## [Your task]
Repeat the lines from the first one through the line containing "label-layer: Note ESG", renaming "positive" to "negative" and keeping everything else the same.
++++ Material for this task ++++
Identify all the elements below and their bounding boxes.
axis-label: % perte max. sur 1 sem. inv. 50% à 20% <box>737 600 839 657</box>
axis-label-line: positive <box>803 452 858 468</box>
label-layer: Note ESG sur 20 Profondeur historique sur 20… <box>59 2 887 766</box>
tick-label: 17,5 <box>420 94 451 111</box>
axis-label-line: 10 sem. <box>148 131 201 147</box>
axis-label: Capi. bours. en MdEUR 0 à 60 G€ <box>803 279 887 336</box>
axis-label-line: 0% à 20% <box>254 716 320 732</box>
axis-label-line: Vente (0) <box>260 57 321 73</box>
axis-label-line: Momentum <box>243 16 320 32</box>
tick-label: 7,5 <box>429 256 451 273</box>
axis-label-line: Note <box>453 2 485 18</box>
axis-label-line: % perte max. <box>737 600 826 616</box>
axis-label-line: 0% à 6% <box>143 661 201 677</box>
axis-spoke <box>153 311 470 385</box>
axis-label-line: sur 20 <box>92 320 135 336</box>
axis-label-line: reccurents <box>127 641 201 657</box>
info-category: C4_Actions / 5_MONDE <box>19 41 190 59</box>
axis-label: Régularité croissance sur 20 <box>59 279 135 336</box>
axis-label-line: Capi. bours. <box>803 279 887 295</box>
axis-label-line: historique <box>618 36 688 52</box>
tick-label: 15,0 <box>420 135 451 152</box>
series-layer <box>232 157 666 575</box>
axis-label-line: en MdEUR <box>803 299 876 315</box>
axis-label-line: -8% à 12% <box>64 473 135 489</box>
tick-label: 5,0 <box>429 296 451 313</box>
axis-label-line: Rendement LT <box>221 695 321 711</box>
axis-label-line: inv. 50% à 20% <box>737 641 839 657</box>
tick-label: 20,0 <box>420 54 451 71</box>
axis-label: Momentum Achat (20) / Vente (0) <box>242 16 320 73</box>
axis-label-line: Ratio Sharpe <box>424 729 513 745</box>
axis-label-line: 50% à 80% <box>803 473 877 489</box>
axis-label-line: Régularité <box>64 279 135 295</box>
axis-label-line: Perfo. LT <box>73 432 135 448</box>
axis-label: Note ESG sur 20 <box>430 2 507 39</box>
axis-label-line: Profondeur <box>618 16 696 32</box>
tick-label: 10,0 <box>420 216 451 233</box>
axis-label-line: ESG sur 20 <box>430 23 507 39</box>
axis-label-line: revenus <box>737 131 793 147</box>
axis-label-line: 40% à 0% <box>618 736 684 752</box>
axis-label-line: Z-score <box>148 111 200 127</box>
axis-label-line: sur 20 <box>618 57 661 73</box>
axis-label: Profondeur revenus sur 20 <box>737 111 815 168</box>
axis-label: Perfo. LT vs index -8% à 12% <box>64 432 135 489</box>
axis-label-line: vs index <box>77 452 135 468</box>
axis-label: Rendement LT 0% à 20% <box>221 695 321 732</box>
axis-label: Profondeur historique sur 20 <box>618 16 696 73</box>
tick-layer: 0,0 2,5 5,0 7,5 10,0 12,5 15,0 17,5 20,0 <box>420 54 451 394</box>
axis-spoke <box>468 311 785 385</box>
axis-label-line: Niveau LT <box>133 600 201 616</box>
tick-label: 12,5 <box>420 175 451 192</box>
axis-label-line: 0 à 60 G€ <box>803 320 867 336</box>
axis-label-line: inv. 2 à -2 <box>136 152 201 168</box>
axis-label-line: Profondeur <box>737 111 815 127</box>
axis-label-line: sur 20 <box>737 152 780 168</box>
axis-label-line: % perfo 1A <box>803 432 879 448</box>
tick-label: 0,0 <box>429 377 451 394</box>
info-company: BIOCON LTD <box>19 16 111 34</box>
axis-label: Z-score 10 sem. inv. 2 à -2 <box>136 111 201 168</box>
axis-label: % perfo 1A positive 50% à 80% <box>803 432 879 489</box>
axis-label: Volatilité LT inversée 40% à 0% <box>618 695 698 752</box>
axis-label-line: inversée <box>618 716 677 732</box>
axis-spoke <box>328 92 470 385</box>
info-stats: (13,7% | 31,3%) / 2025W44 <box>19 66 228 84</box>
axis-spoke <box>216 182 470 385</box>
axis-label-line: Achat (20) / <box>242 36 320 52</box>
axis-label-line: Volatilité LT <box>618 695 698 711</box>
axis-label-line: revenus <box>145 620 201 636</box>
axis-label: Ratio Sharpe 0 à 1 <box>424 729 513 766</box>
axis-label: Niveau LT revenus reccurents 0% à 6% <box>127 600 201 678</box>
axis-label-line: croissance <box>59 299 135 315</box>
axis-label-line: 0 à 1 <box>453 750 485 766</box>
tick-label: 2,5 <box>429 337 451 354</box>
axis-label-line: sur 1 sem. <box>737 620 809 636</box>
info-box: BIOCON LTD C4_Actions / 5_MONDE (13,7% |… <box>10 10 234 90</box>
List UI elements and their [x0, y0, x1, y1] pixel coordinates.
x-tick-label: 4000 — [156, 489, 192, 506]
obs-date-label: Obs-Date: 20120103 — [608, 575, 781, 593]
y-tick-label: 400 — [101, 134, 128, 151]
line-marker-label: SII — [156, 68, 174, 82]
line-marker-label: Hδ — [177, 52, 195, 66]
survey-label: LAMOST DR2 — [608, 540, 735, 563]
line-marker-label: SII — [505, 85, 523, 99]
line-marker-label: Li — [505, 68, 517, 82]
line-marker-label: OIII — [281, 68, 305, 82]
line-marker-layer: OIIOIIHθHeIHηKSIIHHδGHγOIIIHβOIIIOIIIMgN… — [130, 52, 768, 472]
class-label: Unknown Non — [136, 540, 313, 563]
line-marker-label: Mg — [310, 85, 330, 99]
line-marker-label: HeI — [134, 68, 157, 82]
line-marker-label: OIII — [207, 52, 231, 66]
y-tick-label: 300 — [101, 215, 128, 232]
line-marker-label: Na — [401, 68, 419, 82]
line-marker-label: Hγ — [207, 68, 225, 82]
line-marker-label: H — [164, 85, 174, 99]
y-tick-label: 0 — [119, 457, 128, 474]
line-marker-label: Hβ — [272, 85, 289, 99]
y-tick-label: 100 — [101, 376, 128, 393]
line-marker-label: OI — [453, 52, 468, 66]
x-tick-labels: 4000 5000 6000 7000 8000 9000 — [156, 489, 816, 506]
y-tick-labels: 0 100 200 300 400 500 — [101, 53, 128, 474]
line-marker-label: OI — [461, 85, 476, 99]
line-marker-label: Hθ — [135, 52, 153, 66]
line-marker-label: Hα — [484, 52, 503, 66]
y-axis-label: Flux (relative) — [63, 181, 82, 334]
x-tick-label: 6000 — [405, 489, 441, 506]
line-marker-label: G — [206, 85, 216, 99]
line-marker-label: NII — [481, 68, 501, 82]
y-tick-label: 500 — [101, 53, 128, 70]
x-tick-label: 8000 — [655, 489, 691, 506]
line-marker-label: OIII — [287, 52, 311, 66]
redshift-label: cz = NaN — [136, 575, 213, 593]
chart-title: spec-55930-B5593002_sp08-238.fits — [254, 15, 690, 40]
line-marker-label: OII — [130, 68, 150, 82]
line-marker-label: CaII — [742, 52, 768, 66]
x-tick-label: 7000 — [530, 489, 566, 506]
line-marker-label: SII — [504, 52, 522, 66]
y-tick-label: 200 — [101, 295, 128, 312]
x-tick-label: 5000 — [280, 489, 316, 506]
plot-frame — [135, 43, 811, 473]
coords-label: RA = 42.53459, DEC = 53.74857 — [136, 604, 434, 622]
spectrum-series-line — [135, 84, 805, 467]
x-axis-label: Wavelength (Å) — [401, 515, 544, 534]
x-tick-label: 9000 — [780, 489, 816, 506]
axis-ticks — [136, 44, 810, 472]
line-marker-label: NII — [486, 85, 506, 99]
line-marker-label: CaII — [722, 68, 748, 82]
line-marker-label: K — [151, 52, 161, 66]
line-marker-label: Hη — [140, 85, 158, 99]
++++
## [Result for this task]
Identify all the elements below and their bounding boxes.
axis-label: % perte max. sur 1 sem. inv. 50% à 20% <box>737 600 839 657</box>
axis-label-line: negative <box>803 452 858 468</box>
label-layer: Note ESG sur 20 Profondeur historique sur 20… <box>59 2 887 766</box>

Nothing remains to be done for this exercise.